Exercise task >>
Pick out every line holding the string "Reeks" and copy it.

Extracted material >>
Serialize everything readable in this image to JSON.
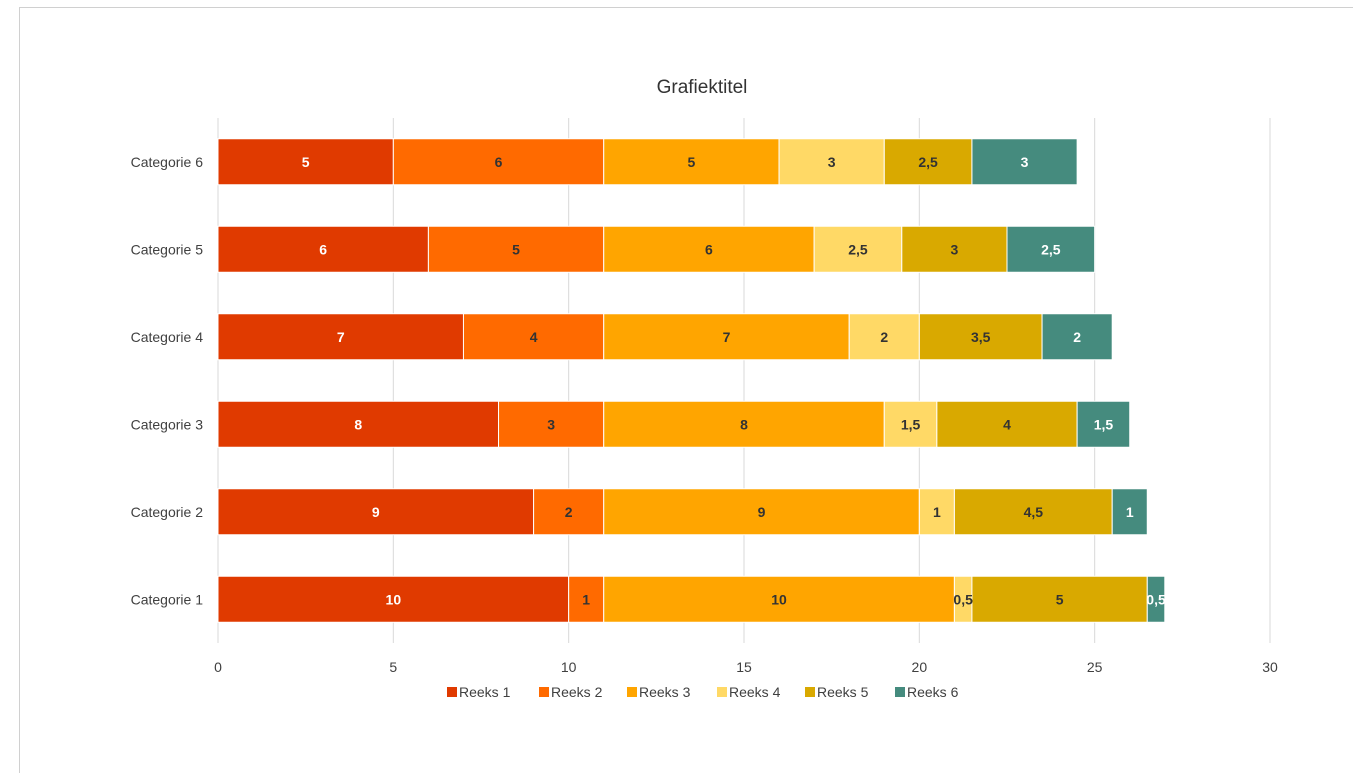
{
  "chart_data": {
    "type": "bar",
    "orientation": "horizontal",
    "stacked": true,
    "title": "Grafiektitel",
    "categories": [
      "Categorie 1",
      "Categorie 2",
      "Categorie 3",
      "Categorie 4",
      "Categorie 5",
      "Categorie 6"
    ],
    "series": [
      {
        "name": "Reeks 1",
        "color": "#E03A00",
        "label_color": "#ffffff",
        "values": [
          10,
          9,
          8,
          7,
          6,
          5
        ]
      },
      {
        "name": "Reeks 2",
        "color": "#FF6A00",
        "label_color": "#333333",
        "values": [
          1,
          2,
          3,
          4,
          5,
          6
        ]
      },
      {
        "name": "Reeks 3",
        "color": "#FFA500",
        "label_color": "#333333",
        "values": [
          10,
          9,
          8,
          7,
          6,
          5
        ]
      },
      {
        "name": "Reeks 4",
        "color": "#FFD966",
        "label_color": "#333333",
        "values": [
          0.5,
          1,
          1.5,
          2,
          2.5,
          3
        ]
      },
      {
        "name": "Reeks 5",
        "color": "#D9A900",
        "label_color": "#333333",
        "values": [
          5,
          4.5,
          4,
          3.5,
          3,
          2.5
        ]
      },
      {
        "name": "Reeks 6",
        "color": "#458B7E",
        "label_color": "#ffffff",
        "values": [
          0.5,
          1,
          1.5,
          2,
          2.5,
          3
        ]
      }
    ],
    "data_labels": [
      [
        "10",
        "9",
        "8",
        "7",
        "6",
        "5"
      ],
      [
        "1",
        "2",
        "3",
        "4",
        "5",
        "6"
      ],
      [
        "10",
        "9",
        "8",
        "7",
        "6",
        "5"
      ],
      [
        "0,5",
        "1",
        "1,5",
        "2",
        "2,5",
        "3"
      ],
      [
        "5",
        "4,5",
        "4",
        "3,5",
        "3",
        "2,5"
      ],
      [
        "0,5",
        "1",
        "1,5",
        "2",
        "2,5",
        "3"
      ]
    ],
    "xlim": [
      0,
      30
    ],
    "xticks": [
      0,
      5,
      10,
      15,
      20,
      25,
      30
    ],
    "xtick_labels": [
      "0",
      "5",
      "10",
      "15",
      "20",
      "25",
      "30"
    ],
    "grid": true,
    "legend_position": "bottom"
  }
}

Correct result >>
        "name": "Reeks 1",
        "name": "Reeks 2",
        "name": "Reeks 3",
        "name": "Reeks 4",
        "name": "Reeks 5",
        "name": "Reeks 6",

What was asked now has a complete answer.